#### DATASET
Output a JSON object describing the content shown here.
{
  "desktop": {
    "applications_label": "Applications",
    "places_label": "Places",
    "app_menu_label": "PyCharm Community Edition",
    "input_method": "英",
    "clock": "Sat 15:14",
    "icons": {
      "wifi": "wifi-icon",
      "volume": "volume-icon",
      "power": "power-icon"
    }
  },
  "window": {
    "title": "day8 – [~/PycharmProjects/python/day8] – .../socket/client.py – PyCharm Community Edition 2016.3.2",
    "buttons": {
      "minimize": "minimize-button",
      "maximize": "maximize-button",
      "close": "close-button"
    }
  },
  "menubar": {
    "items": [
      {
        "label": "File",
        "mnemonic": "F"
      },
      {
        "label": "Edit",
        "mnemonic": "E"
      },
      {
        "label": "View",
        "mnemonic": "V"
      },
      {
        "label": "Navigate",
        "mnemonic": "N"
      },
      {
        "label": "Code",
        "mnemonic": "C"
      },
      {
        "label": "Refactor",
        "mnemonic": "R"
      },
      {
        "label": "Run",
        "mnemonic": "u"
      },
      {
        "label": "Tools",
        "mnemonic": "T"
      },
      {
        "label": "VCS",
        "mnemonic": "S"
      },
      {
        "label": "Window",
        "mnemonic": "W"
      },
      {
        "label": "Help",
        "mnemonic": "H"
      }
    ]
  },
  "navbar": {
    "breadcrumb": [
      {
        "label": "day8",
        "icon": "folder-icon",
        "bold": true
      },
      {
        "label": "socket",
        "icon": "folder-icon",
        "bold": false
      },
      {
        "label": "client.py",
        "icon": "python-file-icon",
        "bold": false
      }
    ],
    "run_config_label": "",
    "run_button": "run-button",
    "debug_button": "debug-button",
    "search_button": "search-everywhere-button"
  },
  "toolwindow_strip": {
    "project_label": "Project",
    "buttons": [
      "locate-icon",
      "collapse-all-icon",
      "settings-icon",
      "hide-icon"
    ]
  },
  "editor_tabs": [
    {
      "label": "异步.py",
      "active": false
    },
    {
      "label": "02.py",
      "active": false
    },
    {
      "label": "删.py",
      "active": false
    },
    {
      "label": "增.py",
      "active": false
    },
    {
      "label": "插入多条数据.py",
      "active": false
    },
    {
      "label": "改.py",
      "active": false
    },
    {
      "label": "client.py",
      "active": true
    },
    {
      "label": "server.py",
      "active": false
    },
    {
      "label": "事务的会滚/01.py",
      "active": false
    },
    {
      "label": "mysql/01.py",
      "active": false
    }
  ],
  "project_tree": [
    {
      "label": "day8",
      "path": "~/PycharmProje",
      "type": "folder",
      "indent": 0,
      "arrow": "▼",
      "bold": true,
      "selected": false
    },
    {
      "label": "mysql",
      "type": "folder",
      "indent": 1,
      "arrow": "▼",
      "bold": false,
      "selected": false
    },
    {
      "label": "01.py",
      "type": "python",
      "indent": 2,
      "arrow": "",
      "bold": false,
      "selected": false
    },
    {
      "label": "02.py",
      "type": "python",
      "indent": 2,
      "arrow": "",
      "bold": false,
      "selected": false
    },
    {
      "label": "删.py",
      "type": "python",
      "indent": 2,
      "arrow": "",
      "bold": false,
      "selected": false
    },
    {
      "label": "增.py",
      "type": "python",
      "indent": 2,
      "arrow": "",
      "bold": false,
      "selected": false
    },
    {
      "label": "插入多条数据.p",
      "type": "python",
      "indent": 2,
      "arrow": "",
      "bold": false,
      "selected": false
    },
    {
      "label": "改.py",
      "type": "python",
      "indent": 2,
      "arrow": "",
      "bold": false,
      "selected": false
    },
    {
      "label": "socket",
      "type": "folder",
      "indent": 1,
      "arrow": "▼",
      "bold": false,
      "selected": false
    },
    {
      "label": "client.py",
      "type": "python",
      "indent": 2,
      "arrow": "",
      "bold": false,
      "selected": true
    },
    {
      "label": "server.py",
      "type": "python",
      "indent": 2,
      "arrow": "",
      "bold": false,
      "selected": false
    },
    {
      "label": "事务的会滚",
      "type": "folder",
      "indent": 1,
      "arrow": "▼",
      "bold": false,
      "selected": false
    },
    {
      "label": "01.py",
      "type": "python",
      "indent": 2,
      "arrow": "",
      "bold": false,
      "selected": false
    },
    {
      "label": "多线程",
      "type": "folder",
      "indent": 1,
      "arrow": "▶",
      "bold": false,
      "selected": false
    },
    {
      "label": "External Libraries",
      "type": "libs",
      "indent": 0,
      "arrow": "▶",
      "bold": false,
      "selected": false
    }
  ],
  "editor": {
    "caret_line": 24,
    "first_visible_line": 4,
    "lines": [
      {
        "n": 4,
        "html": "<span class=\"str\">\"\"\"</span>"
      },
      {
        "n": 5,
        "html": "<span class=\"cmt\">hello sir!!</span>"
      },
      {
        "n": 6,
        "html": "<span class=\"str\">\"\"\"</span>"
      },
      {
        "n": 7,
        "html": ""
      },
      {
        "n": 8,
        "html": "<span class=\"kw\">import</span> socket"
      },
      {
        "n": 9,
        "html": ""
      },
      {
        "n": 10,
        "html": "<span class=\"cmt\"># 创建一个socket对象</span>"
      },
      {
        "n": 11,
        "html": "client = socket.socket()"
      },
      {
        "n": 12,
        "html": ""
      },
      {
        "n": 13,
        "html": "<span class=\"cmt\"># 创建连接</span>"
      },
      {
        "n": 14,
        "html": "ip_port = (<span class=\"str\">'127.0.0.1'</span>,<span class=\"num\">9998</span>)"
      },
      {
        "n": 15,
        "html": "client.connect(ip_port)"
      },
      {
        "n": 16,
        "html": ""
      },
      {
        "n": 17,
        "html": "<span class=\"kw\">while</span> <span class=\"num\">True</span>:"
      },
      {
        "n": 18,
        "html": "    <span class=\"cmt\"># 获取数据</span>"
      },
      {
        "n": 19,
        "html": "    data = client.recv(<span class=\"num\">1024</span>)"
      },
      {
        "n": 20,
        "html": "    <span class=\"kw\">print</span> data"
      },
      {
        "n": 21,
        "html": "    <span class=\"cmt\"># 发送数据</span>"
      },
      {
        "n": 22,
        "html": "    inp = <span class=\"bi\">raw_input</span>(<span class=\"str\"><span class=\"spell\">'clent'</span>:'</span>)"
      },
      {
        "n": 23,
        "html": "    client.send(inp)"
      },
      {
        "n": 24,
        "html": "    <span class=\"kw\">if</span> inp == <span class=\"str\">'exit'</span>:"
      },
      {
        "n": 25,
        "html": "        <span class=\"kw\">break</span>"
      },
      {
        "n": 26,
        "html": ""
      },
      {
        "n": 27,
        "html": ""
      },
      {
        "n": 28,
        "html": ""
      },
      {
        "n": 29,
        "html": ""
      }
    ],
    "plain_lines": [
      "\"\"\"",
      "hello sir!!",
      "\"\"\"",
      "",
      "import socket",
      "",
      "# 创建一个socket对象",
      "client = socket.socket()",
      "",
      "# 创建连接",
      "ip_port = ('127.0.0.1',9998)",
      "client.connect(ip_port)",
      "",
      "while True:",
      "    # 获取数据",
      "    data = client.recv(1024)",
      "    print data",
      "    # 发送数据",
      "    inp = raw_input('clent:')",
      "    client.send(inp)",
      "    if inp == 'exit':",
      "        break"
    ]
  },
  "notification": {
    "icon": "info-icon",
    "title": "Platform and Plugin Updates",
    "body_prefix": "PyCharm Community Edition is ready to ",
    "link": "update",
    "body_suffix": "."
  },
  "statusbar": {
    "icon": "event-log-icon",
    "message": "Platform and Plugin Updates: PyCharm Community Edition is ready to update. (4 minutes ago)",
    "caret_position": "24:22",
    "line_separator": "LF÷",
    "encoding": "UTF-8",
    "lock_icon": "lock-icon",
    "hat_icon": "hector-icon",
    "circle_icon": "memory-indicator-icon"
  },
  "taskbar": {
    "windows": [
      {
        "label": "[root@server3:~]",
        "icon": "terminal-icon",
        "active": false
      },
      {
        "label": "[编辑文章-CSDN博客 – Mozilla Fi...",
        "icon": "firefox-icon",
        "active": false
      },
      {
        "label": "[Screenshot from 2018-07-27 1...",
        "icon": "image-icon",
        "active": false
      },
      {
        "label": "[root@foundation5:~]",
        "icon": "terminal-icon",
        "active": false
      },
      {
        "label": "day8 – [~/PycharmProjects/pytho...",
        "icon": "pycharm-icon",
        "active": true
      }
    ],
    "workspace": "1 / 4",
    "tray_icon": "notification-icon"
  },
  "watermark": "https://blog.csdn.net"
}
########
TO DO
Pull out the lines above in which the word "notification" appears.

FULL ANSWER
  "notification": {
    "tray_icon": "notification-icon"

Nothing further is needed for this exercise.